Please update the records starting at the first line and ending at the line that contains "product-detail: 7pcs, Priceg", replacing "product-price" with "item-price" and leaving everything else unchanged.

* [Data lines]:
::::::

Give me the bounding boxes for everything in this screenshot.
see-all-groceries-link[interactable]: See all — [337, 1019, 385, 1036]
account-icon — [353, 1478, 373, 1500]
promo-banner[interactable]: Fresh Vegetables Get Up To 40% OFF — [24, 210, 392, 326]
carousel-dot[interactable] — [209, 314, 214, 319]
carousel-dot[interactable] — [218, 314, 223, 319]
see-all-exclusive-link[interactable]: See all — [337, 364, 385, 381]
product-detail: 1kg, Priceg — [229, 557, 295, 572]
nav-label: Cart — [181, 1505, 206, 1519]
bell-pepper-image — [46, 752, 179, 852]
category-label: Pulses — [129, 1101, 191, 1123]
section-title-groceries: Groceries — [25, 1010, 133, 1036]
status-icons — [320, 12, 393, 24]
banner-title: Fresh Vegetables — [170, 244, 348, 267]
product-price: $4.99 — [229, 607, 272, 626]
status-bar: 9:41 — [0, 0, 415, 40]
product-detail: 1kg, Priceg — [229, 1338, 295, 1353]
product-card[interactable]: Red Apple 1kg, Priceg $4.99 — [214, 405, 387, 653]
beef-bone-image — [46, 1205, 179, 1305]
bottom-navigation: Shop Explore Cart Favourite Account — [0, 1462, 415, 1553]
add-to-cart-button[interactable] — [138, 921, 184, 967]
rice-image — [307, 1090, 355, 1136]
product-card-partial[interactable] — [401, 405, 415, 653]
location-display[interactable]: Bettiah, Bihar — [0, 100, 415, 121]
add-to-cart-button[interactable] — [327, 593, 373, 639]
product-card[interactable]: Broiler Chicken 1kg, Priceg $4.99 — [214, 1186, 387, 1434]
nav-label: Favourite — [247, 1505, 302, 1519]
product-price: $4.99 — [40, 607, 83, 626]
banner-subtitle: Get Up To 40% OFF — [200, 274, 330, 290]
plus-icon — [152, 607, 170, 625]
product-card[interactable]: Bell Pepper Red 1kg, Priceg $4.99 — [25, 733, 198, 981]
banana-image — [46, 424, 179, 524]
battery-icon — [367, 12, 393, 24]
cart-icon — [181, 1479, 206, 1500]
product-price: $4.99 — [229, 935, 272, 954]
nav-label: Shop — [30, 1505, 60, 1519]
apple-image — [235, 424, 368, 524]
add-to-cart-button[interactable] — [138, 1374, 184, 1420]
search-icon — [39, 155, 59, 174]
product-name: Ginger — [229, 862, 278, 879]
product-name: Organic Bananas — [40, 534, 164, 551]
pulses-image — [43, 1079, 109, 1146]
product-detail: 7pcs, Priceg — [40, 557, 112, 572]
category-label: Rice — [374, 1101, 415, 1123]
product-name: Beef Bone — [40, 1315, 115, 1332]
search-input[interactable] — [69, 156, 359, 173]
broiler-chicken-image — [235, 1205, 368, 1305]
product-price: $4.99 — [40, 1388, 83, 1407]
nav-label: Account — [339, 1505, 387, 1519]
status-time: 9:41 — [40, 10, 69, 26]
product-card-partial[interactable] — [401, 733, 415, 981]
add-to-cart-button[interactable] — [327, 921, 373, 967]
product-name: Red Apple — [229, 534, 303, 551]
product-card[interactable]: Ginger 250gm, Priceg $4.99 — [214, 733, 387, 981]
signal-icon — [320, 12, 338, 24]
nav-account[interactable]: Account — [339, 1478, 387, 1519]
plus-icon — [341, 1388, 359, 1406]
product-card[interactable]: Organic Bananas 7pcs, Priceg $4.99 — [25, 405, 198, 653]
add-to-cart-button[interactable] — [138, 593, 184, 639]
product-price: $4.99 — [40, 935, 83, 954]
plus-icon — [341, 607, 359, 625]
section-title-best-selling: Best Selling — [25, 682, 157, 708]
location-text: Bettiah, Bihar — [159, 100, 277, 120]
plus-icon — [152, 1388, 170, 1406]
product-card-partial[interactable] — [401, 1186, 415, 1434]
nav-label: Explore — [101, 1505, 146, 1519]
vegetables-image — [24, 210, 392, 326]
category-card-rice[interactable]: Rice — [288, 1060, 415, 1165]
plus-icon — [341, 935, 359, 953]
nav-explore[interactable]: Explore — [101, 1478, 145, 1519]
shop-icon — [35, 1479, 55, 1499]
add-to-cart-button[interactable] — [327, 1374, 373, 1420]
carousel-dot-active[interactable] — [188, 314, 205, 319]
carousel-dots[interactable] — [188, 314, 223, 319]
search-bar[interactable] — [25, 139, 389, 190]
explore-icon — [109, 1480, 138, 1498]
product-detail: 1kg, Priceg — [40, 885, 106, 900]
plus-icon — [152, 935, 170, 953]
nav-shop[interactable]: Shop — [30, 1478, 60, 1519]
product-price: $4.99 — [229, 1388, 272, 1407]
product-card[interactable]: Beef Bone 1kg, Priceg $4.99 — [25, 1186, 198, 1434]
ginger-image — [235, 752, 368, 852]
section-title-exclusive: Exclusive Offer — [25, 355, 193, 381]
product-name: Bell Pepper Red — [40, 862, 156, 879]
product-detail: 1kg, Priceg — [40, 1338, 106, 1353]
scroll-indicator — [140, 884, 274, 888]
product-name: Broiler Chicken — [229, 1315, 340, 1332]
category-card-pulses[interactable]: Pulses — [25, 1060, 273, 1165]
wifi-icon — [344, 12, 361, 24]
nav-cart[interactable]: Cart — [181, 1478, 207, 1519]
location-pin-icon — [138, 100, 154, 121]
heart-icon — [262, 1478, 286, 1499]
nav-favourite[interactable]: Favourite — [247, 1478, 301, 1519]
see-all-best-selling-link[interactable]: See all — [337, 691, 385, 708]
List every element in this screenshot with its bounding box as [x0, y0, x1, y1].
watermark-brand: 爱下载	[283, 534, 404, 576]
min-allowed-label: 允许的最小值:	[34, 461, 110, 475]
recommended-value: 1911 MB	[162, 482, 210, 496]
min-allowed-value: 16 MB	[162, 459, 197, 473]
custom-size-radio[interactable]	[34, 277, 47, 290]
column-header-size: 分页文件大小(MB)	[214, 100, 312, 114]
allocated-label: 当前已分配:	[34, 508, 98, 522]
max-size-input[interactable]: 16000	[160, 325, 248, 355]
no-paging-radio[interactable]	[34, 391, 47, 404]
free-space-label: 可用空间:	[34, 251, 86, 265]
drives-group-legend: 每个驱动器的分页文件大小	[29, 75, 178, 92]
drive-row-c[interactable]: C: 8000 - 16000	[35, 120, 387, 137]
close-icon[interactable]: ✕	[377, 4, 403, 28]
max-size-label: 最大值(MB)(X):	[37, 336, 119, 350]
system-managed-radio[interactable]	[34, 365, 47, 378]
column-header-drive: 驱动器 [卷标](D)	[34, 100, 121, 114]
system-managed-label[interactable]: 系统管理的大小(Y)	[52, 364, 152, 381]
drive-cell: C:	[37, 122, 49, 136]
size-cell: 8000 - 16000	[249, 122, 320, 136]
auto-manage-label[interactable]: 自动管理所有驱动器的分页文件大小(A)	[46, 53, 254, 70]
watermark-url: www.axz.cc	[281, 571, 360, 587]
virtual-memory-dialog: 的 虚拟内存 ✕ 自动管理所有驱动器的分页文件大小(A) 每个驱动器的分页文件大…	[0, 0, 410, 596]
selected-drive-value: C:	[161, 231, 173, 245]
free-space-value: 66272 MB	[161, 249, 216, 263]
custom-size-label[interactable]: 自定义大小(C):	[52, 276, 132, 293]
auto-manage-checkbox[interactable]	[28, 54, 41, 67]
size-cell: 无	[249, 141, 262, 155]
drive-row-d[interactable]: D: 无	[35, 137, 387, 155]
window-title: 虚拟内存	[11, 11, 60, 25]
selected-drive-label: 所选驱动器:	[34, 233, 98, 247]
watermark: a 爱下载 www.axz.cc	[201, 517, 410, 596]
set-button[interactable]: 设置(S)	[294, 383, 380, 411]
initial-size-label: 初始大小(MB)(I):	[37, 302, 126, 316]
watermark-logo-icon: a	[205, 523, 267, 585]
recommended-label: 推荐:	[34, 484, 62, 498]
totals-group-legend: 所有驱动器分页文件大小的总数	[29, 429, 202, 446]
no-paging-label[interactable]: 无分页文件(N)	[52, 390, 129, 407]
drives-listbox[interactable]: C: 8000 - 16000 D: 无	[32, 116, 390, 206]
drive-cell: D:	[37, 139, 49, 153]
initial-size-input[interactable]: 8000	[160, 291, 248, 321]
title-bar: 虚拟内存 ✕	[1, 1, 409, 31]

::::::

* [Response to this exercise]:
Give me the bounding boxes for everything in this screenshot.
see-all-groceries-link[interactable]: See all — [337, 1019, 385, 1036]
account-icon — [353, 1478, 373, 1500]
promo-banner[interactable]: Fresh Vegetables Get Up To 40% OFF — [24, 210, 392, 326]
carousel-dot[interactable] — [209, 314, 214, 319]
carousel-dot[interactable] — [218, 314, 223, 319]
see-all-exclusive-link[interactable]: See all — [337, 364, 385, 381]
product-detail: 1kg, Priceg — [229, 557, 295, 572]
nav-label: Cart — [181, 1505, 206, 1519]
bell-pepper-image — [46, 752, 179, 852]
category-label: Pulses — [129, 1101, 191, 1123]
section-title-groceries: Groceries — [25, 1010, 133, 1036]
status-icons — [320, 12, 393, 24]
banner-title: Fresh Vegetables — [170, 244, 348, 267]
item-price: $4.99 — [229, 607, 272, 626]
status-bar: 9:41 — [0, 0, 415, 40]
product-detail: 1kg, Priceg — [229, 1338, 295, 1353]
product-card[interactable]: Red Apple 1kg, Priceg $4.99 — [214, 405, 387, 653]
beef-bone-image — [46, 1205, 179, 1305]
bottom-navigation: Shop Explore Cart Favourite Account — [0, 1462, 415, 1553]
add-to-cart-button[interactable] — [138, 921, 184, 967]
rice-image — [307, 1090, 355, 1136]
product-card-partial[interactable] — [401, 405, 415, 653]
location-display[interactable]: Bettiah, Bihar — [0, 100, 415, 121]
add-to-cart-button[interactable] — [327, 593, 373, 639]
product-card[interactable]: Broiler Chicken 1kg, Priceg $4.99 — [214, 1186, 387, 1434]
nav-label: Favourite — [247, 1505, 302, 1519]
item-price: $4.99 — [40, 607, 83, 626]
banner-subtitle: Get Up To 40% OFF — [200, 274, 330, 290]
plus-icon — [152, 607, 170, 625]
product-card[interactable]: Bell Pepper Red 1kg, Priceg $4.99 — [25, 733, 198, 981]
banana-image — [46, 424, 179, 524]
battery-icon — [367, 12, 393, 24]
cart-icon — [181, 1479, 206, 1500]
item-price: $4.99 — [229, 935, 272, 954]
nav-label: Shop — [30, 1505, 60, 1519]
apple-image — [235, 424, 368, 524]
add-to-cart-button[interactable] — [138, 1374, 184, 1420]
search-icon — [39, 155, 59, 174]
product-name: Ginger — [229, 862, 278, 879]
product-name: Organic Bananas — [40, 534, 164, 551]
pulses-image — [43, 1079, 109, 1146]
product-detail: 7pcs, Priceg — [40, 557, 112, 572]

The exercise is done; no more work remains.